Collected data
┌──

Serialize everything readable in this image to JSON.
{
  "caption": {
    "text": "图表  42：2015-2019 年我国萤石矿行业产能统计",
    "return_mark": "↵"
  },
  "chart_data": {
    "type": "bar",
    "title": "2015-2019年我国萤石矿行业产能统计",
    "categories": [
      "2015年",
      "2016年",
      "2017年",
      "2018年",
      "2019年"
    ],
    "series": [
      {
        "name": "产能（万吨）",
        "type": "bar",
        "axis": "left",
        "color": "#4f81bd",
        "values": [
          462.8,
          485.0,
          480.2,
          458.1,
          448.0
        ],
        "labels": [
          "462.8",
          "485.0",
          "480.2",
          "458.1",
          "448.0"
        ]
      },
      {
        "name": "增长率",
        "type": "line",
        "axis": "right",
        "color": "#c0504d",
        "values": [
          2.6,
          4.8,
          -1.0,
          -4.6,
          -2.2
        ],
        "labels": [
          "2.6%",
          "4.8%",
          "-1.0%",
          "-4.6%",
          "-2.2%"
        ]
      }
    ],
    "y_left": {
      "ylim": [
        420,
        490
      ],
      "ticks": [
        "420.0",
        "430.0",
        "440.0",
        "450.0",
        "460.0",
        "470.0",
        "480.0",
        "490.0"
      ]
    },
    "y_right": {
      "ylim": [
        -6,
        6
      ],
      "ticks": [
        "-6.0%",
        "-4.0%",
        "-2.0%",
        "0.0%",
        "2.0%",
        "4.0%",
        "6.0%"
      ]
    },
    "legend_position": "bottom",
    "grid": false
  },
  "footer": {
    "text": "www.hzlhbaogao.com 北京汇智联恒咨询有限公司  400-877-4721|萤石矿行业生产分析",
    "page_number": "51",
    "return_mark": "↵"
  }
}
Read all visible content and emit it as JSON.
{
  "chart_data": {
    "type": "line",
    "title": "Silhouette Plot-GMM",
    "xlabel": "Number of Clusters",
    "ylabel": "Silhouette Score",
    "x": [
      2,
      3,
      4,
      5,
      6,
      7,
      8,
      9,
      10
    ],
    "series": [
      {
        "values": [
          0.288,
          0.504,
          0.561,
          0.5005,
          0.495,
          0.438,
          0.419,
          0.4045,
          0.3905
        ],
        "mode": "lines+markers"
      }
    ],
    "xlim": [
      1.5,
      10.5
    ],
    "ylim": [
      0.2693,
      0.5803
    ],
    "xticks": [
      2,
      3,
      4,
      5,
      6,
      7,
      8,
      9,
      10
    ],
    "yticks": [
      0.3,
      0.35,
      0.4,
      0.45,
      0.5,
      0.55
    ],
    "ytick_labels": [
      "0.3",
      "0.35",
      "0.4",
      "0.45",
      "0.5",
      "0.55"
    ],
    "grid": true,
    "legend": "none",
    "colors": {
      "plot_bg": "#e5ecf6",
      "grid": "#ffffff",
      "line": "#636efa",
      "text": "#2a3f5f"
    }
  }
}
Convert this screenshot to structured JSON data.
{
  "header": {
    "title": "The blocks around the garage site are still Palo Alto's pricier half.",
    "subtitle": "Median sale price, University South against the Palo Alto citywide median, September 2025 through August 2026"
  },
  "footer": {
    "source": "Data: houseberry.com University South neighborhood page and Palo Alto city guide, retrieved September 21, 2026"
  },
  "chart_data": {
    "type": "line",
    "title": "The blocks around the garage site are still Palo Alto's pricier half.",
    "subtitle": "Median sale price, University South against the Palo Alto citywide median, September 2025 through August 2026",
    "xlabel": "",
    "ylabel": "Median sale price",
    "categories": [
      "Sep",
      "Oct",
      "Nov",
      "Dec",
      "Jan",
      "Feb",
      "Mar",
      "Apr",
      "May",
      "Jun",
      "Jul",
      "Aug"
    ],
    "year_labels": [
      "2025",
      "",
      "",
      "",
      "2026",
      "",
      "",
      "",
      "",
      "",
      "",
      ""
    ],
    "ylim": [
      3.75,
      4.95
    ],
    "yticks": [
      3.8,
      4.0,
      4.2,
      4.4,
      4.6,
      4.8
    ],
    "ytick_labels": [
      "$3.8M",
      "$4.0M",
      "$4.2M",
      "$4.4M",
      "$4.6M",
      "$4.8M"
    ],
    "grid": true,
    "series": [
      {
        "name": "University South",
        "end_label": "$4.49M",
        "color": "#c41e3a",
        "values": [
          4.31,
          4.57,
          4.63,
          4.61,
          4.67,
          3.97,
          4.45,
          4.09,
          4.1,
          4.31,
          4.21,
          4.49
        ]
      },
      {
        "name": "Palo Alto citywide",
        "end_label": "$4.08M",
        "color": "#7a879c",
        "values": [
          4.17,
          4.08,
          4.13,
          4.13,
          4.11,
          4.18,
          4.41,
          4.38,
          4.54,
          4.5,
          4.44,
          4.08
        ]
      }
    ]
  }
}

└──

INSTRUCTION - Locate the word "subtitle" in the records and collect each line it appears in.

RESULT -
    "subtitle": "Median sale price, University South against the Palo Alto citywide median, September 2025 through August 2026"
    "subtitle": "Median sale price, University South against the Palo Alto citywide median, September 2025 through August 2026",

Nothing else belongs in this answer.